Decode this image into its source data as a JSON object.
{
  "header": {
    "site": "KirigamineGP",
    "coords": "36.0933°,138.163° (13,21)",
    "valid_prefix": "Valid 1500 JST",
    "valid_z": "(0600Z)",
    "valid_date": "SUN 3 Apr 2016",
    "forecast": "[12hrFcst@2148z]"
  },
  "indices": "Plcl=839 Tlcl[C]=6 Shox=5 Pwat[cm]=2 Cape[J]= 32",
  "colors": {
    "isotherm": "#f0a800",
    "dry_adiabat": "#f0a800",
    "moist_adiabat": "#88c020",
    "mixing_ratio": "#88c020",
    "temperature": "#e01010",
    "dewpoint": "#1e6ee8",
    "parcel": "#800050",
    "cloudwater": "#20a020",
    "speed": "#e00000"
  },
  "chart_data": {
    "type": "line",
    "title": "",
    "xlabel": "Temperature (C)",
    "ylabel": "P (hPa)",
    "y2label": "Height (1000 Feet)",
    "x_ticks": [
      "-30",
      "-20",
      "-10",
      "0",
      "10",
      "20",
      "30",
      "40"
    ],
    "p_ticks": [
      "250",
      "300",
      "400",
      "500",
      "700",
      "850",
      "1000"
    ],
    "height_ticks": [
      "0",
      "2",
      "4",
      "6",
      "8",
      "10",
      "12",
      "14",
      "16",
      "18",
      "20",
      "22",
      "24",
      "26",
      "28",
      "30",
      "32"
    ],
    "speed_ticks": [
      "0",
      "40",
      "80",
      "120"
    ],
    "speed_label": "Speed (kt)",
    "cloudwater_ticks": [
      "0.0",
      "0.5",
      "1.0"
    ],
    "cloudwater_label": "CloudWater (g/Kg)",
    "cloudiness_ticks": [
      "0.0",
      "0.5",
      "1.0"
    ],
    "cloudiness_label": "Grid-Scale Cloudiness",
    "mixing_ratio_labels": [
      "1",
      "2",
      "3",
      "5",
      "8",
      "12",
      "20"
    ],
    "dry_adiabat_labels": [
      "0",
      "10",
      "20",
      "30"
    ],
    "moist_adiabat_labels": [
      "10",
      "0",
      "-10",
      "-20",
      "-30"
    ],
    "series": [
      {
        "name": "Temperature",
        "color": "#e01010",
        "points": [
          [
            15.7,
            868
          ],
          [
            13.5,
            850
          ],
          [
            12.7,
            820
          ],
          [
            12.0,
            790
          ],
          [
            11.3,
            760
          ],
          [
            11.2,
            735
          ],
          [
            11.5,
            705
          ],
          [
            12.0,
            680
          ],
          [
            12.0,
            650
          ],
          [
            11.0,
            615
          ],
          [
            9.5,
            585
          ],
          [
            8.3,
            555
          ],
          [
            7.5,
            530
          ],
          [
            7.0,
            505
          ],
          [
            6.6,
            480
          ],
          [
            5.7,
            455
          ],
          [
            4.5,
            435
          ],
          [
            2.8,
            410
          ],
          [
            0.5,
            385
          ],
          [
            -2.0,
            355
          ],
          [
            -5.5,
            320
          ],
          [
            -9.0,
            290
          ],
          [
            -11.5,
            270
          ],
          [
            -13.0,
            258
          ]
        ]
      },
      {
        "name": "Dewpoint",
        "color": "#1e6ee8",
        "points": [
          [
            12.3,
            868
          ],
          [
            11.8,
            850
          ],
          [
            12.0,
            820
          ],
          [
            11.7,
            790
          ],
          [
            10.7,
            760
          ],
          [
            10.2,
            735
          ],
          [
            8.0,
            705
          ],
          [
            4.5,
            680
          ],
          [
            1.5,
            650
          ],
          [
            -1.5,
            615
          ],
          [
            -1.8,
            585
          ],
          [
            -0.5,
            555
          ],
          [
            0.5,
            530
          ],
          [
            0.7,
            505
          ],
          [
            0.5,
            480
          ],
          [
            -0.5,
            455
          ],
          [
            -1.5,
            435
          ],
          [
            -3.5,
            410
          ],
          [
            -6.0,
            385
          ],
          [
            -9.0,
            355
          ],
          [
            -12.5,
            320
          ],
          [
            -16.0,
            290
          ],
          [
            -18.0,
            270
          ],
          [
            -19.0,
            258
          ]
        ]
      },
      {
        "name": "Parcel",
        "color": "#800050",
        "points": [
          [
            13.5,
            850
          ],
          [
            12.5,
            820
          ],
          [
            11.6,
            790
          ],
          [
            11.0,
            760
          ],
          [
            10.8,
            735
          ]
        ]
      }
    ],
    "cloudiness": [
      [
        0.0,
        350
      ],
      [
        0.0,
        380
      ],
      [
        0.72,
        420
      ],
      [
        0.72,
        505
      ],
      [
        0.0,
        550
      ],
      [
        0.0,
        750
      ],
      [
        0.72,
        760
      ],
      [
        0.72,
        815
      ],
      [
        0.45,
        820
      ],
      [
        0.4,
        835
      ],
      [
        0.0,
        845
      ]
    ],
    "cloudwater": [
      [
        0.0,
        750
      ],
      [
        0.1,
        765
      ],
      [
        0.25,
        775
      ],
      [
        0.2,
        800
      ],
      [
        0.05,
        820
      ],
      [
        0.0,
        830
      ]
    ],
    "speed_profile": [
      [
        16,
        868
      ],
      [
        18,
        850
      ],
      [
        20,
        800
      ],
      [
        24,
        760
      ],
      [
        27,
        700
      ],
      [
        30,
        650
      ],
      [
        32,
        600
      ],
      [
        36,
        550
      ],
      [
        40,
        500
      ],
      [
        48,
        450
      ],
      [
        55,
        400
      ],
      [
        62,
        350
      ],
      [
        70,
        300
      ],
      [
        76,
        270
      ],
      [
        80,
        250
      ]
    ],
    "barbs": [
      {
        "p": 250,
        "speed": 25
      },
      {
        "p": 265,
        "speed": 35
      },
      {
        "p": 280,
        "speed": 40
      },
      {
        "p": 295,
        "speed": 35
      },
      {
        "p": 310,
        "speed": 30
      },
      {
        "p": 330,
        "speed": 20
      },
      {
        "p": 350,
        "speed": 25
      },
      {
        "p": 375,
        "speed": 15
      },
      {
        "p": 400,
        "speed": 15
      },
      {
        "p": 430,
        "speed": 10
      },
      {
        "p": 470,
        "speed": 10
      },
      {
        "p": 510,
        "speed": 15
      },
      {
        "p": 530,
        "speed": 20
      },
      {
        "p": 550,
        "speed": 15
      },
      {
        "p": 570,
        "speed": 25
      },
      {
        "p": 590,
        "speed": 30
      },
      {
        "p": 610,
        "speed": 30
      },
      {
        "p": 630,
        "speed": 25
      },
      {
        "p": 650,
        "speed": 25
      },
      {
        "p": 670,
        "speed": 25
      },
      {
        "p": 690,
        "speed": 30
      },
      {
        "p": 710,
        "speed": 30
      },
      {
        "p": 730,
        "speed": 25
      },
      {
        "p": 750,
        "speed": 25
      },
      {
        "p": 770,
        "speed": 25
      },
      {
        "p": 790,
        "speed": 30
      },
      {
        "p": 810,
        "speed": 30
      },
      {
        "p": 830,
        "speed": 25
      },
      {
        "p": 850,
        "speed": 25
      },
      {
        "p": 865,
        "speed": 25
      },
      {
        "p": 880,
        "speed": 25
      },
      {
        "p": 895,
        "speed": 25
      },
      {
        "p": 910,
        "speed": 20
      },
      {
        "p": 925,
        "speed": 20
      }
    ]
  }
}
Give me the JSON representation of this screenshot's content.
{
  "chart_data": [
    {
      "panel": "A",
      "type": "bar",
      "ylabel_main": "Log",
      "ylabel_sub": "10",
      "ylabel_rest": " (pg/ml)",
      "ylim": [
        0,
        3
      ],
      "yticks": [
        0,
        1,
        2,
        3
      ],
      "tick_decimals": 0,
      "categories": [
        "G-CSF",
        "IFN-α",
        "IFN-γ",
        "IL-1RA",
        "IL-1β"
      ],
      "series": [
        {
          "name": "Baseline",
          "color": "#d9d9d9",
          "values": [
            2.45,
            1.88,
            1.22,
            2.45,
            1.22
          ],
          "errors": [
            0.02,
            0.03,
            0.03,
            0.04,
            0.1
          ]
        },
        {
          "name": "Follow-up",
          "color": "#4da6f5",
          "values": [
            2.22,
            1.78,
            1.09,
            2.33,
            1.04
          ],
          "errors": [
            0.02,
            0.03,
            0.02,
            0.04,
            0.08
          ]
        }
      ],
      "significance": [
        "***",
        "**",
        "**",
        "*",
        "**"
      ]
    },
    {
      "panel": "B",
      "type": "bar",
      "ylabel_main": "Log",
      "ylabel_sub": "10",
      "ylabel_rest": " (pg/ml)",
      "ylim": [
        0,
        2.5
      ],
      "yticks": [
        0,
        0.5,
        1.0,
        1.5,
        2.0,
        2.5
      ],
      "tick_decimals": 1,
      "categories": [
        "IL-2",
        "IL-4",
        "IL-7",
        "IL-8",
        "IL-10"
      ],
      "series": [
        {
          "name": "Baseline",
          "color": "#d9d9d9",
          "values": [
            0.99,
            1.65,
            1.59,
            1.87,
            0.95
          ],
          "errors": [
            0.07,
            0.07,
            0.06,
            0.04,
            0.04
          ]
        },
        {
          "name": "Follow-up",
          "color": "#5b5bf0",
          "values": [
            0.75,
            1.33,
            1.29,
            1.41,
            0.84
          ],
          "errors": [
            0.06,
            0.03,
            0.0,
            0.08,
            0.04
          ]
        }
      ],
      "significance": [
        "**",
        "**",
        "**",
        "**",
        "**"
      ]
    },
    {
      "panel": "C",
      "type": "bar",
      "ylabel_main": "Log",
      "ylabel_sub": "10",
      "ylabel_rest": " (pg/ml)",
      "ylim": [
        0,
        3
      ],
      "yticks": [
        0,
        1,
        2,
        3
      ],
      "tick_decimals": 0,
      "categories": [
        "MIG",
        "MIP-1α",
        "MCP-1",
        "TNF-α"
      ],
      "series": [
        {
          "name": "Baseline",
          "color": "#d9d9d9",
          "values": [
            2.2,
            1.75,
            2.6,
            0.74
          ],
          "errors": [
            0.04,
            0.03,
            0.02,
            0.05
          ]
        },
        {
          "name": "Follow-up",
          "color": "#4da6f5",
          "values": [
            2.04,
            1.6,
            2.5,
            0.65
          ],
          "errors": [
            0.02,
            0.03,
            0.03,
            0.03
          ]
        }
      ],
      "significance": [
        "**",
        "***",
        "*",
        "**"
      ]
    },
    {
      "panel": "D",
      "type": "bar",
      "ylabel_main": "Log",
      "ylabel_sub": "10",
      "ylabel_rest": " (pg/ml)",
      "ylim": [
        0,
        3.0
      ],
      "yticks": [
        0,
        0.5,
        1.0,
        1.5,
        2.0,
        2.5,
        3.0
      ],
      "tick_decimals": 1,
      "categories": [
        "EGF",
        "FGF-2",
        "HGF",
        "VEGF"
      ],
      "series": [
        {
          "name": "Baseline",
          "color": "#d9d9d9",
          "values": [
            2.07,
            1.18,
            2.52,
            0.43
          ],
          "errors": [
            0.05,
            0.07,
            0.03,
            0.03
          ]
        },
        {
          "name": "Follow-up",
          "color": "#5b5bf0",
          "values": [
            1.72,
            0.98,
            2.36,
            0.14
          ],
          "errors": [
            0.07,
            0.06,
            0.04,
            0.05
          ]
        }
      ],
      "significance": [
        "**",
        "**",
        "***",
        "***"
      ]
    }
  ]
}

-- -- --

**What you are asked to do**
From the listing above, copy every line that includes the word "this".

**Final answer**
Decode this image into its source data as a JSON object.
Give me the JSON representation of this screenshot's content.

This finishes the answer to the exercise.